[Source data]
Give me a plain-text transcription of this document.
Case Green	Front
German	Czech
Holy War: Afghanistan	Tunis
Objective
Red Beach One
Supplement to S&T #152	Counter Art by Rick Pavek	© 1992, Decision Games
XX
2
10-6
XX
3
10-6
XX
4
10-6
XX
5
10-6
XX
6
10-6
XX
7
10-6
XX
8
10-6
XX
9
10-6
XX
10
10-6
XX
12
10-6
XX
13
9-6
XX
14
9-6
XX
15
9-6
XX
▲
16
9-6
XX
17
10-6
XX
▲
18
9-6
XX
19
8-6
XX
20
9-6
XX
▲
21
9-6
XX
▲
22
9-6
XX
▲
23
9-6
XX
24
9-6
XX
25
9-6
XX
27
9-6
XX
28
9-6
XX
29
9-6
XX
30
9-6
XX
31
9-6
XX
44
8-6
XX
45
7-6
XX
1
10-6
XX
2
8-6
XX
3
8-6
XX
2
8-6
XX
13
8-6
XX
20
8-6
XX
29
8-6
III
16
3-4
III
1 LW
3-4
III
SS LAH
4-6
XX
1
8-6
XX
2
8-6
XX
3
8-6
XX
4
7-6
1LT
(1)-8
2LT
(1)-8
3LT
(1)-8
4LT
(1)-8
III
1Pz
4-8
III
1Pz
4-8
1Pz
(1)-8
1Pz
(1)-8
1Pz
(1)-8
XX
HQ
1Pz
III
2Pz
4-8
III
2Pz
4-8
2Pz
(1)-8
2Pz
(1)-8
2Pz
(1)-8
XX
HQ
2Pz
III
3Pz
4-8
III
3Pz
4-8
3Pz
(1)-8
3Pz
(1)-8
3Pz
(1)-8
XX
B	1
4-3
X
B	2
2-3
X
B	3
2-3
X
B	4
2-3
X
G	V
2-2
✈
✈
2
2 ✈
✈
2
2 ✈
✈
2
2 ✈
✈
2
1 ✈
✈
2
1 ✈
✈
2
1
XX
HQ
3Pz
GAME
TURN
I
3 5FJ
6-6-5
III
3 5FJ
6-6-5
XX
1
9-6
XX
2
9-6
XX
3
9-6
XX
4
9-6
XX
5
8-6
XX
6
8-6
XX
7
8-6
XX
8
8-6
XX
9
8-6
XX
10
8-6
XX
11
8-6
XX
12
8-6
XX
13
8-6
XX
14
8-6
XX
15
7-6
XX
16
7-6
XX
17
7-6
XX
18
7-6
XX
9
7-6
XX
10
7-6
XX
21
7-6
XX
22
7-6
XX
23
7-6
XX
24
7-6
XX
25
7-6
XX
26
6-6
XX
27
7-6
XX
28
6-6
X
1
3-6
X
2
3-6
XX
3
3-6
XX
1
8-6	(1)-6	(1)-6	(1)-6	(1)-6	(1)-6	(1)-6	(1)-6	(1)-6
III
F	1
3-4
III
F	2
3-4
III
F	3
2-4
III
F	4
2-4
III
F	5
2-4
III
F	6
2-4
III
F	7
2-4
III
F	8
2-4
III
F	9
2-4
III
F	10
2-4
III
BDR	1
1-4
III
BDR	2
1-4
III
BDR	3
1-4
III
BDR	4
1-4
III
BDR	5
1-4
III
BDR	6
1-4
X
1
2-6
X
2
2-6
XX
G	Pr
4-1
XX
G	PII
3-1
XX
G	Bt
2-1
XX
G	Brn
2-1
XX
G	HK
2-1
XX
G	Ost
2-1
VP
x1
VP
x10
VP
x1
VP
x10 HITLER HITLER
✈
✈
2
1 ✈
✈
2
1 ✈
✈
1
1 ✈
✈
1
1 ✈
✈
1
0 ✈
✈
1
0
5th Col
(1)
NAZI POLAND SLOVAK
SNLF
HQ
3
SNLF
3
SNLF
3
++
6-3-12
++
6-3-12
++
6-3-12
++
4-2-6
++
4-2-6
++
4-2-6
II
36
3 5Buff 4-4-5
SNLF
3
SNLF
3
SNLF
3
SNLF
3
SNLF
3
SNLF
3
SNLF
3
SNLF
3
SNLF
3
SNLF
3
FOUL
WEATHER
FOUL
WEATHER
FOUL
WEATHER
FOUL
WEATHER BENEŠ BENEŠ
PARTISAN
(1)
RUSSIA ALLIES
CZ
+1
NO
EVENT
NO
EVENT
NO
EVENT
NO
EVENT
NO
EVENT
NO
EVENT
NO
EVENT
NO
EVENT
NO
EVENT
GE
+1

## Instructions for the task
Every record should be repeated exactly; please leave none out.

## Solution to this task
Give me a plain-text transcription of this document.
Case Green	Front
German	Czech
Holy War: Afghanistan	Tunis
Objective
Red Beach One
Supplement to S&T #152	Counter Art by Rick Pavek	© 1992, Decision Games
XX
2
10-6
XX
3
10-6
XX
4
10-6
XX
5
10-6
XX
6
10-6
XX
7
10-6
XX
8
10-6
XX
9
10-6
XX
10
10-6
XX
12
10-6
XX
13
9-6
XX
14
9-6
XX
15
9-6
XX
▲
16
9-6
XX
17
10-6
XX
▲
18
9-6
XX
19
8-6
XX
20
9-6
XX
▲
21
9-6
XX
▲
22
9-6
XX
▲
23
9-6
XX
24
9-6
XX
25
9-6
XX
27
9-6
XX
28
9-6
XX
29
9-6
XX
30
9-6
XX
31
9-6
XX
44
8-6
XX
45
7-6
XX
1
10-6
XX
2
8-6
XX
3
8-6
XX
2
8-6
XX
13
8-6
XX
20
8-6
XX
29
8-6
III
16
3-4
III
1 LW
3-4
III
SS LAH
4-6
XX
1
8-6
XX
2
8-6
XX
3
8-6
XX
4
7-6
1LT
(1)-8
2LT
(1)-8
3LT
(1)-8
4LT
(1)-8
III
1Pz
4-8
III
1Pz
4-8
1Pz
(1)-8
1Pz
(1)-8
1Pz
(1)-8
XX
HQ
1Pz
III
2Pz
4-8
III
2Pz
4-8
2Pz
(1)-8
2Pz
(1)-8
2Pz
(1)-8
XX
HQ
2Pz
III
3Pz
4-8
III
3Pz
4-8
3Pz
(1)-8
3Pz
(1)-8
3Pz
(1)-8
XX
B	1
4-3
X
B	2
2-3
X
B	3
2-3
X
B	4
2-3
X
G	V
2-2
✈
✈
2
2 ✈
✈
2
2 ✈
✈
2
2 ✈
✈
2
1 ✈
✈
2
1 ✈
✈
2
1
XX
HQ
3Pz
GAME
TURN
I
3 5FJ
6-6-5
III
3 5FJ
6-6-5
XX
1
9-6
XX
2
9-6
XX
3
9-6
XX
4
9-6
XX
5
8-6
XX
6
8-6
XX
7
8-6
XX
8
8-6
XX
9
8-6
XX
10
8-6
XX
11
8-6
XX
12
8-6
XX
13
8-6
XX
14
8-6
XX
15
7-6
XX
16
7-6
XX
17
7-6
XX
18
7-6
XX
9
7-6
XX
10
7-6
XX
21
7-6
XX
22
7-6
XX
23
7-6
XX
24
7-6
XX
25
7-6
XX
26
6-6
XX
27
7-6
XX
28
6-6
X
1
3-6
X
2
3-6
XX
3
3-6
XX
1
8-6	(1)-6	(1)-6	(1)-6	(1)-6	(1)-6	(1)-6	(1)-6	(1)-6
III
F	1
3-4
III
F	2
3-4
III
F	3
2-4
III
F	4
2-4
III
F	5
2-4
III
F	6
2-4
III
F	7
2-4
III
F	8
2-4
III
F	9
2-4
III
F	10
2-4
III
BDR	1
1-4
III
BDR	2
1-4
III
BDR	3
1-4
III
BDR	4
1-4
III
BDR	5
1-4
III
BDR	6
1-4
X
1
2-6
X
2
2-6
XX
G	Pr
4-1
XX
G	PII
3-1
XX
G	Bt
2-1
XX
G	Brn
2-1
XX
G	HK
2-1
XX
G	Ost
2-1
VP
x1
VP
x10
VP
x1
VP
x10 HITLER HITLER
✈
✈
2
1 ✈
✈
2
1 ✈
✈
1
1 ✈
✈
1
1 ✈
✈
1
0 ✈
✈
1
0
5th Col
(1)
NAZI POLAND SLOVAK
SNLF
HQ
3
SNLF
3
SNLF
3
++
6-3-12
++
6-3-12
++
6-3-12
++
4-2-6
++
4-2-6
++
4-2-6
II
36
3 5Buff 4-4-5
SNLF
3
SNLF
3
SNLF
3
SNLF
3
SNLF
3
SNLF
3
SNLF
3
SNLF
3
SNLF
3
SNLF
3
FOUL
WEATHER
FOUL
WEATHER
FOUL
WEATHER
FOUL
WEATHER BENEŠ BENEŠ
PARTISAN
(1)
RUSSIA ALLIES
CZ
+1
NO
EVENT
NO
EVENT
NO
EVENT
NO
EVENT
NO
EVENT
NO
EVENT
NO
EVENT
NO
EVENT
NO
EVENT
GE
+1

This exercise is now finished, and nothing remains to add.